WHAT IS ASKED:
Extract every line that includes the string "stage".

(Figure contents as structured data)
BEGIN
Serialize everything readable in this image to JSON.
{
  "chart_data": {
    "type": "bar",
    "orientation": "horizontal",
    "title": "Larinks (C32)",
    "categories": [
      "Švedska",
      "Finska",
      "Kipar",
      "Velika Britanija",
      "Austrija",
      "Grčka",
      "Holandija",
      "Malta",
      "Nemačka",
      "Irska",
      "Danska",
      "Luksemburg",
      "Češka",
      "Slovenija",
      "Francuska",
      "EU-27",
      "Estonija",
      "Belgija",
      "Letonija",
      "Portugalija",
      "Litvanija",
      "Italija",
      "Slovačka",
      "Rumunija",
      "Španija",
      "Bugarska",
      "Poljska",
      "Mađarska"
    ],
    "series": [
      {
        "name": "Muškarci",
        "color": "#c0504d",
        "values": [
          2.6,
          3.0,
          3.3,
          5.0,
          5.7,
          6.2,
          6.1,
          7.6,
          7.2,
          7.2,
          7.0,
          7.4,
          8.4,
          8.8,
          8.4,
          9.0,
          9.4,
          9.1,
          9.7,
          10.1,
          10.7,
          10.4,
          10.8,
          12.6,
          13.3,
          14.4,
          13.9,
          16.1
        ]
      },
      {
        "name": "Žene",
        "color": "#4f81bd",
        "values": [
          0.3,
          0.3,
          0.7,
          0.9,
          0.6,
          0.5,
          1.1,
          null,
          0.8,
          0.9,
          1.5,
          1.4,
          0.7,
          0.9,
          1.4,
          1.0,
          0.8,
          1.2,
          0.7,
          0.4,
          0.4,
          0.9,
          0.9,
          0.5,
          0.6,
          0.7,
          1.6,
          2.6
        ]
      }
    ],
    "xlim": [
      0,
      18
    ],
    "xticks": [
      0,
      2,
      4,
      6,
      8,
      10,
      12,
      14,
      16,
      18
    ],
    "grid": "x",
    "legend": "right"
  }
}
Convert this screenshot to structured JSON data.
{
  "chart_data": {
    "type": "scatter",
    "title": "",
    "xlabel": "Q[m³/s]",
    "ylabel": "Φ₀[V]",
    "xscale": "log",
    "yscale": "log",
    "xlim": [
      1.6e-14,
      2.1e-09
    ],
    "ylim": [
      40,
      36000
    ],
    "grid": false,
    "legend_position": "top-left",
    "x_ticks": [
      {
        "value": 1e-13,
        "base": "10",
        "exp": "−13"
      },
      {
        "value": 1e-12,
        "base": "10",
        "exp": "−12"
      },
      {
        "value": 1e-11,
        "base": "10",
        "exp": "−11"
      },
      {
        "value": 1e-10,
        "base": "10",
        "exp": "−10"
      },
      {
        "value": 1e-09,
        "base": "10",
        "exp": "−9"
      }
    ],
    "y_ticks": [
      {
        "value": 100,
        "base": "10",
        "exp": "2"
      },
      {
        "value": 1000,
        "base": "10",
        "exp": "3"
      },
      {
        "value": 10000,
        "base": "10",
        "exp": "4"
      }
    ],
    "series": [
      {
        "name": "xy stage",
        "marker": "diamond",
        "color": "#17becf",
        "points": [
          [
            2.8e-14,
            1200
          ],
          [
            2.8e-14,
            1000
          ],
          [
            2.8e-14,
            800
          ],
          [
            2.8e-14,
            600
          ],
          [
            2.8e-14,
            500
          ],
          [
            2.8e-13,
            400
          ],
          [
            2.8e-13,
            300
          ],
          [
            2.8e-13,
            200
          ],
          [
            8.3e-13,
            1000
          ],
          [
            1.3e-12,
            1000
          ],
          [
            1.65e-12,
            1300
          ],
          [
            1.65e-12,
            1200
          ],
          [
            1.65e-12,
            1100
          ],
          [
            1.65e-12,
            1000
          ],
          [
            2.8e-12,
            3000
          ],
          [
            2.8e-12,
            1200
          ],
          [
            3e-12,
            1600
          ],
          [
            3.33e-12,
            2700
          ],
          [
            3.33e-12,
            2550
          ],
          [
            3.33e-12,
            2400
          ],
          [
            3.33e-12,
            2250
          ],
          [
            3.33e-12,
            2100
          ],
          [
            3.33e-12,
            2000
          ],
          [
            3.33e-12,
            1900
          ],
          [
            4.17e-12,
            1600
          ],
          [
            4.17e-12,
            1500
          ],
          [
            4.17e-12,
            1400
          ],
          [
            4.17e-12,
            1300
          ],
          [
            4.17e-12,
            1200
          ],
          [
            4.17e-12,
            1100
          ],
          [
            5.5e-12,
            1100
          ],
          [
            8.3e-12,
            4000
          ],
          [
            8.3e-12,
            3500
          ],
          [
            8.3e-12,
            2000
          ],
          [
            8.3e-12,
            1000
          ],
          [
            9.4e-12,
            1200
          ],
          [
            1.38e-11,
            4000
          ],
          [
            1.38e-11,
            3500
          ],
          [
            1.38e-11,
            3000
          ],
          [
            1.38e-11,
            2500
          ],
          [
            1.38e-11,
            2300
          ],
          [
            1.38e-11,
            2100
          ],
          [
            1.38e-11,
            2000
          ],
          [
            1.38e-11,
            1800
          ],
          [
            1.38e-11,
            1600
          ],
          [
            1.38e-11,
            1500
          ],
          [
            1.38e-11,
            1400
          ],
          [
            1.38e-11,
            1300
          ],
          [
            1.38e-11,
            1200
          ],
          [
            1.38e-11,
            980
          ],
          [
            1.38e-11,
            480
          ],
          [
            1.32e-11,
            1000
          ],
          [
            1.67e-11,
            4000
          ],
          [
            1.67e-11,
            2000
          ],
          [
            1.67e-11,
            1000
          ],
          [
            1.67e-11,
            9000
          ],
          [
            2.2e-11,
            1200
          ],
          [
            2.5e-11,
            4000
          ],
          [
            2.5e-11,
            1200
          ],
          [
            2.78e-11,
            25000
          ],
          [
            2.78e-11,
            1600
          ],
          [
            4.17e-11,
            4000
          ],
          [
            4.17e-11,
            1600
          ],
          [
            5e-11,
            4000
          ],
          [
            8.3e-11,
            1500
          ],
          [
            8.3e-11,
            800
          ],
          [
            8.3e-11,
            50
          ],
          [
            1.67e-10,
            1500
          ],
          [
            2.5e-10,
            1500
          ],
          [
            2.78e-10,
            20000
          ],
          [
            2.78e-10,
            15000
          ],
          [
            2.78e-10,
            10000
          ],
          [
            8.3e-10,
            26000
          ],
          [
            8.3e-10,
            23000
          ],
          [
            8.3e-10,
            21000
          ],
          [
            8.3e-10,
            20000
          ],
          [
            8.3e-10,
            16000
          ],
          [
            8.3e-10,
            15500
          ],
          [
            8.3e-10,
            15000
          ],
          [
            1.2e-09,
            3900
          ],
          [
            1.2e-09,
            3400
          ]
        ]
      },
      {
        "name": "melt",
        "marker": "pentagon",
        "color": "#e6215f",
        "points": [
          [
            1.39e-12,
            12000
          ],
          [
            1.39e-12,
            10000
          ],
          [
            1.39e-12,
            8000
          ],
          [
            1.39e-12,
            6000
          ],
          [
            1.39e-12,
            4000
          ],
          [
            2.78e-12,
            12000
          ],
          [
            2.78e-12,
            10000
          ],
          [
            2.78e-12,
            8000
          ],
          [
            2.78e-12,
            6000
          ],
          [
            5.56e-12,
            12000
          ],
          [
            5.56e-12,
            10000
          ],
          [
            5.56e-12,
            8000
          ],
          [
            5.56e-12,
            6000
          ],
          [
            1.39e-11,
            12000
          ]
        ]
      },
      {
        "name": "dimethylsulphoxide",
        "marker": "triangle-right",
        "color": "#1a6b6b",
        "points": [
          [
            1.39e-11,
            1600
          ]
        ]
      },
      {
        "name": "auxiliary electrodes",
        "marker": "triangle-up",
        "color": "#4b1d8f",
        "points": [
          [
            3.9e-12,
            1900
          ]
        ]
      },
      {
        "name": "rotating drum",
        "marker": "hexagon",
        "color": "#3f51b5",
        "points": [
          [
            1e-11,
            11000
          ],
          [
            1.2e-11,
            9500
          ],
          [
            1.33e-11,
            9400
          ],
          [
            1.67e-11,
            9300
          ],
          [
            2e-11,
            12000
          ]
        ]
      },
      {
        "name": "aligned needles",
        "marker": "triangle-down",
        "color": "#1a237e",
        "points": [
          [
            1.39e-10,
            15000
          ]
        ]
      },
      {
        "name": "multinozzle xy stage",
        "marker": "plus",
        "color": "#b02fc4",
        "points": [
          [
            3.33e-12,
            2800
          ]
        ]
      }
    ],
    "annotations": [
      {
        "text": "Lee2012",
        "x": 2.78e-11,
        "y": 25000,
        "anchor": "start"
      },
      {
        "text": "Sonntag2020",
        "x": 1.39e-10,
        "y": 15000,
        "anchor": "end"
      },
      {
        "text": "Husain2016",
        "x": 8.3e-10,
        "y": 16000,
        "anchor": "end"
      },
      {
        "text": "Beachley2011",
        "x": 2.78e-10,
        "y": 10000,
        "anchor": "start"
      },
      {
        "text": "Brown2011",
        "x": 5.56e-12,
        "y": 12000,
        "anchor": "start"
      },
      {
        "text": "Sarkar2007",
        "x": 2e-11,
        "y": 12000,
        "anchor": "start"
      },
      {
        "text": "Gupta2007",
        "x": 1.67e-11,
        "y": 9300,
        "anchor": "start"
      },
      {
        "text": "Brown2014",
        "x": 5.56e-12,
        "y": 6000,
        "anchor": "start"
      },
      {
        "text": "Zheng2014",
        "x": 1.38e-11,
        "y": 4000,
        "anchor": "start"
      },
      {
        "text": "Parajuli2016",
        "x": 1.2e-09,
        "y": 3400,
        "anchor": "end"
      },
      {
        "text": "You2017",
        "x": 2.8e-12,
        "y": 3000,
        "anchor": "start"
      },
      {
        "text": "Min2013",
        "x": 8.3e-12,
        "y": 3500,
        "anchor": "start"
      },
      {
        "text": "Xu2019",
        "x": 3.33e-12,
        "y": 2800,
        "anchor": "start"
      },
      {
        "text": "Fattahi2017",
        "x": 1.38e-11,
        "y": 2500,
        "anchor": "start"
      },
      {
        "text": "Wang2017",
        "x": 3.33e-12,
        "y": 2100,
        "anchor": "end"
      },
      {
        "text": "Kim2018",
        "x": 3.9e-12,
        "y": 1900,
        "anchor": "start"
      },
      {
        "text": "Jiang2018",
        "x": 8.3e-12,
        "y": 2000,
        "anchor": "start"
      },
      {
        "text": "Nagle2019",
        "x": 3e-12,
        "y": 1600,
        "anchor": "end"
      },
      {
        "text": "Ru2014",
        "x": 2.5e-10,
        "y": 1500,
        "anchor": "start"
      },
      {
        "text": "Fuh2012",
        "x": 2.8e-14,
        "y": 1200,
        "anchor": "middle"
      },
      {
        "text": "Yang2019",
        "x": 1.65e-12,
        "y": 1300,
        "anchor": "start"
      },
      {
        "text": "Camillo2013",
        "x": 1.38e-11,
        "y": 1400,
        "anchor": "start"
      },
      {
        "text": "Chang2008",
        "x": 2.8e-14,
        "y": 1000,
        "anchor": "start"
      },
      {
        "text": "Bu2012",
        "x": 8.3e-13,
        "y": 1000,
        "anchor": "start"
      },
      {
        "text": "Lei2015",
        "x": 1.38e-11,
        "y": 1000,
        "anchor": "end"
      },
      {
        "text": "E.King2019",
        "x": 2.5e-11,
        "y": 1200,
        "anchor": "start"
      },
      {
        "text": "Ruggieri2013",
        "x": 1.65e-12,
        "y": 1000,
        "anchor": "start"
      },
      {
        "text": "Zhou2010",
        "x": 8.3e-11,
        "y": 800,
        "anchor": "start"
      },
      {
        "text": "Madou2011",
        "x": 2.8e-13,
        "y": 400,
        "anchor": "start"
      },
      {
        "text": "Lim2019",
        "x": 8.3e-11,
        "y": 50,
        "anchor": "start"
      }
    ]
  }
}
END
WRITTEN ANSWER:
        "name": "xy stage",
        "name": "multinozzle xy stage",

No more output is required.